:: Instruction ::
Give the listing again character for character, but drop the images.

:: Input records ::
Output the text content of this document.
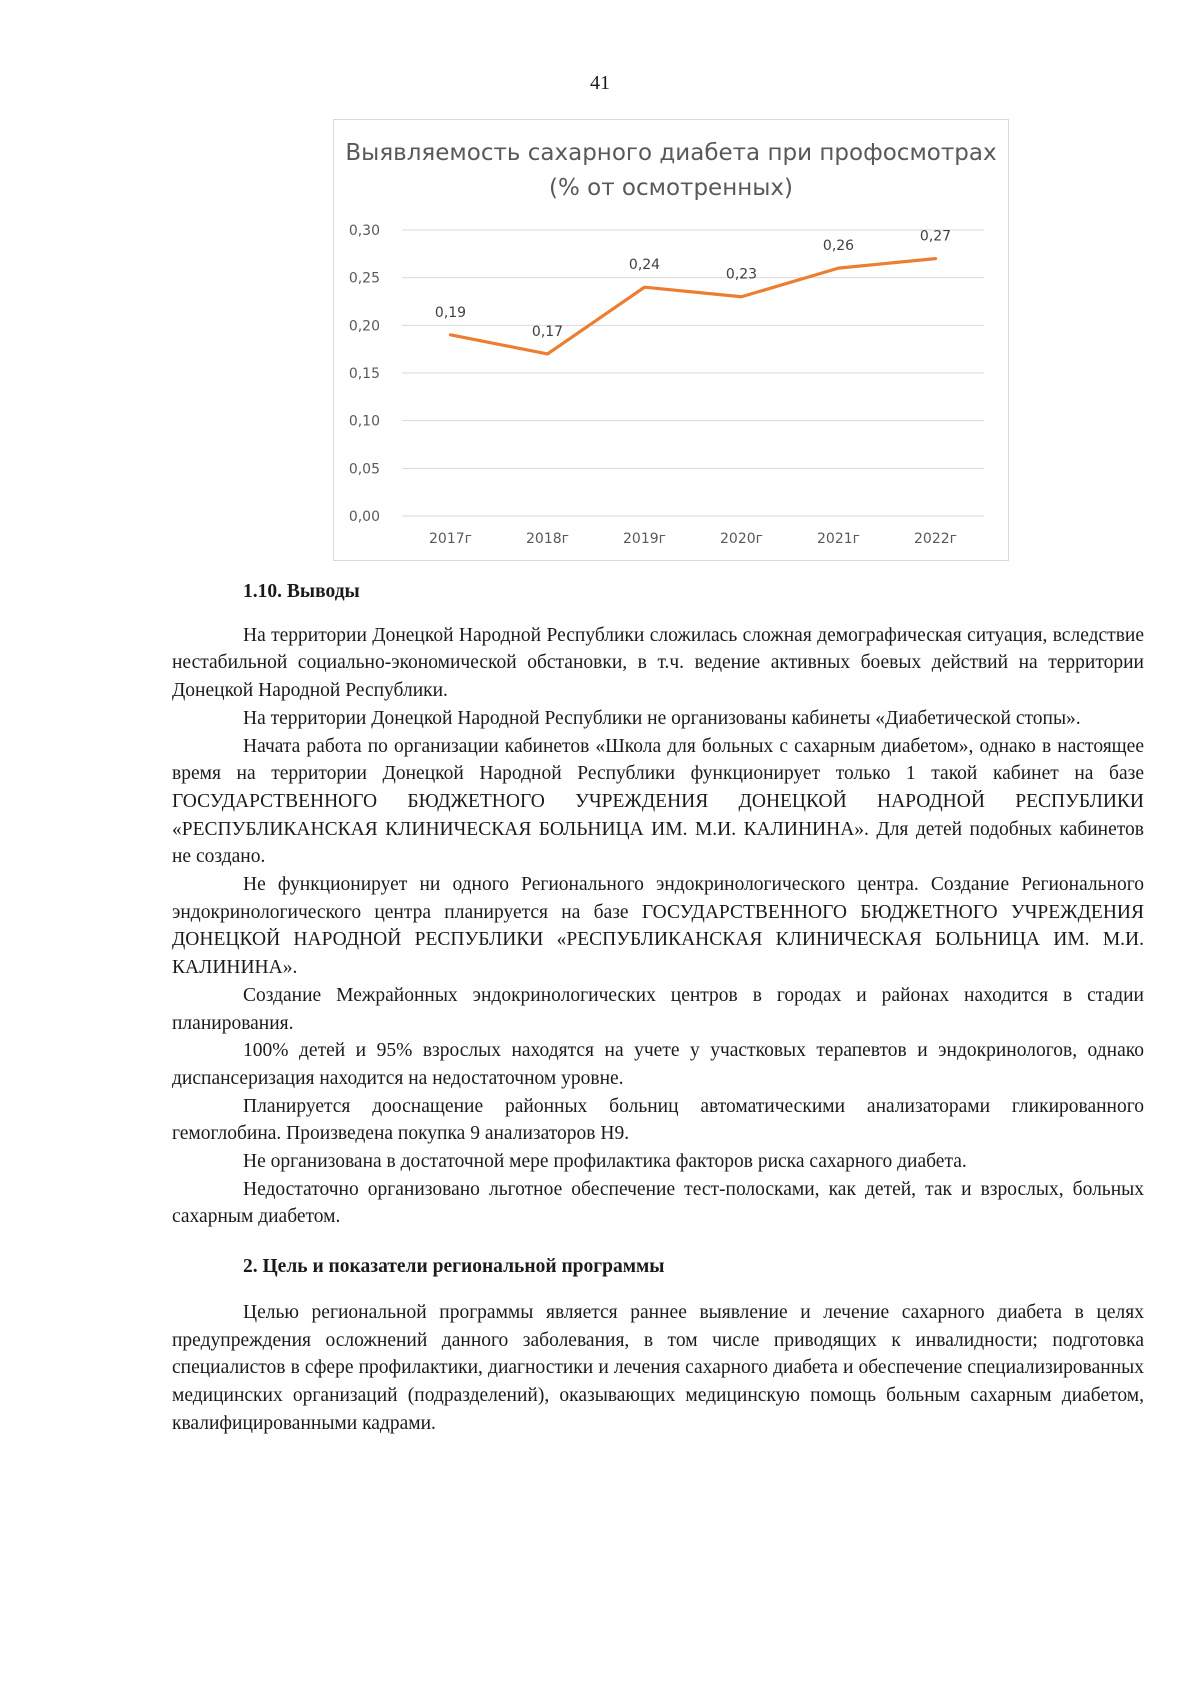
41
Выявляемость сахарного диабета при профосмотрах (% от осмотренных)
0,00
0,05
0,10
0,15
0,20
0,25
0,30
2017г	2018г	2019г	2020г	2021г	2022г
0,19
0,17
0,24
0,23
0,26
0,27
1.10. Выводы

На территории Донецкой Народной Республики сложилась сложная демографическая ситуация, вследствие нестабильной социально-экономической обстановки, в т.ч. ведение активных боевых действий на территории Донецкой Народной Республики.

На территории Донецкой Народной Республики не организованы кабинеты «Диабетической стопы».

Начата работа по организации кабинетов «Школа для больных с сахарным диабетом», однако в настоящее время на территории Донецкой Народной Республики функционирует только 1 такой кабинет на базе ГОСУДАРСТВЕННОГО БЮДЖЕТНОГО УЧРЕЖДЕНИЯ ДОНЕЦКОЙ НАРОДНОЙ РЕСПУБЛИКИ «РЕСПУБЛИКАНСКАЯ КЛИНИЧЕСКАЯ БОЛЬНИЦА ИМ. М.И. КАЛИНИНА». Для детей подобных кабинетов не создано.

Не функционирует ни одного Регионального эндокринологического центра. Создание Регионального эндокринологического центра планируется на базе ГОСУДАРСТВЕННОГО БЮДЖЕТНОГО УЧРЕЖДЕНИЯ ДОНЕЦКОЙ НАРОДНОЙ РЕСПУБЛИКИ «РЕСПУБЛИКАНСКАЯ КЛИНИЧЕСКАЯ БОЛЬНИЦА ИМ. М.И. КАЛИНИНА».

Создание Межрайонных эндокринологических центров в городах и районах находится в стадии планирования.

100% детей и 95% взрослых находятся на учете у участковых терапевтов и эндокринологов, однако диспансеризация находится на недостаточном уровне.

Планируется дооснащение районных больниц автоматическими анализаторами гликированного гемоглобина. Произведена покупка 9 анализаторов Н9.

Не организована в достаточной мере профилактика факторов риска сахарного диабета.

Недостаточно организовано льготное обеспечение тест-полосками, как детей, так и взрослых, больных сахарным диабетом.

2. Цель и показатели региональной программы

Целью региональной программы является раннее выявление и лечение сахарного диабета в целях предупреждения осложнений данного заболевания, в том числе приводящих к инвалидности; подготовка специалистов в сфере профилактики, диагностики и лечения сахарного диабета и обеспечение специализированных медицинских организаций (подразделений), оказывающих медицинскую помощь больным сахарным диабетом, квалифицированными кадрами.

:: Answer to this task ::
Output the text content of this document.
41
Выявляемость сахарного диабета при профосмотрах (% от осмотренных)
0,00
0,05
0,10
0,15
0,20
0,25
0,30
2017г	2018г	2019г	2020г	2021г	2022г
0,19
0,17
0,24
0,23
0,26
0,27
1.10. Выводы

На территории Донецкой Народной Республики сложилась сложная демографическая ситуация, вследствие нестабильной социально-экономической обстановки, в т.ч. ведение активных боевых действий на территории Донецкой Народной Республики.

На территории Донецкой Народной Республики не организованы кабинеты «Диабетической стопы».

Начата работа по организации кабинетов «Школа для больных с сахарным диабетом», однако в настоящее время на территории Донецкой Народной Республики функционирует только 1 такой кабинет на базе ГОСУДАРСТВЕННОГО БЮДЖЕТНОГО УЧРЕЖДЕНИЯ ДОНЕЦКОЙ НАРОДНОЙ РЕСПУБЛИКИ «РЕСПУБЛИКАНСКАЯ КЛИНИЧЕСКАЯ БОЛЬНИЦА ИМ. М.И. КАЛИНИНА». Для детей подобных кабинетов не создано.

Не функционирует ни одного Регионального эндокринологического центра. Создание Регионального эндокринологического центра планируется на базе ГОСУДАРСТВЕННОГО БЮДЖЕТНОГО УЧРЕЖДЕНИЯ ДОНЕЦКОЙ НАРОДНОЙ РЕСПУБЛИКИ «РЕСПУБЛИКАНСКАЯ КЛИНИЧЕСКАЯ БОЛЬНИЦА ИМ. М.И. КАЛИНИНА».

Создание Межрайонных эндокринологических центров в городах и районах находится в стадии планирования.

100% детей и 95% взрослых находятся на учете у участковых терапевтов и эндокринологов, однако диспансеризация находится на недостаточном уровне.

Планируется дооснащение районных больниц автоматическими анализаторами гликированного гемоглобина. Произведена покупка 9 анализаторов Н9.

Не организована в достаточной мере профилактика факторов риска сахарного диабета.

Недостаточно организовано льготное обеспечение тест-полосками, как детей, так и взрослых, больных сахарным диабетом.

2. Цель и показатели региональной программы

Целью региональной программы является раннее выявление и лечение сахарного диабета в целях предупреждения осложнений данного заболевания, в том числе приводящих к инвалидности; подготовка специалистов в сфере профилактики, диагностики и лечения сахарного диабета и обеспечение специализированных медицинских организаций (подразделений), оказывающих медицинскую помощь больным сахарным диабетом, квалифицированными кадрами.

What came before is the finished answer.